[Raw data]

________________________

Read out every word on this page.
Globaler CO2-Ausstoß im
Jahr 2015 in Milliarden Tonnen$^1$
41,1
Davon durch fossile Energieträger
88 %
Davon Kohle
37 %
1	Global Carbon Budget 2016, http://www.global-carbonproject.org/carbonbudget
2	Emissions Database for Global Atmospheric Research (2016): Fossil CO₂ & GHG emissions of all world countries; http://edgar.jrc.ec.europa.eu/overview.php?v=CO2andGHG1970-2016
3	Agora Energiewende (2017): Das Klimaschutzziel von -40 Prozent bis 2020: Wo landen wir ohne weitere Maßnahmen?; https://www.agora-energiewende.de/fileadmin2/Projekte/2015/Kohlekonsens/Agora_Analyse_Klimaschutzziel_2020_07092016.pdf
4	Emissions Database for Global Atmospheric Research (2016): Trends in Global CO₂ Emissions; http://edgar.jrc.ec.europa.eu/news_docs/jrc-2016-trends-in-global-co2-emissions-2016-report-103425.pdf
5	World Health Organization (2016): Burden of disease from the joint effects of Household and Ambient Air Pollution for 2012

________________________

[Task]
Count every line in the data where the string "edgar" occurs. Give nothing except the number.

[Result below]
2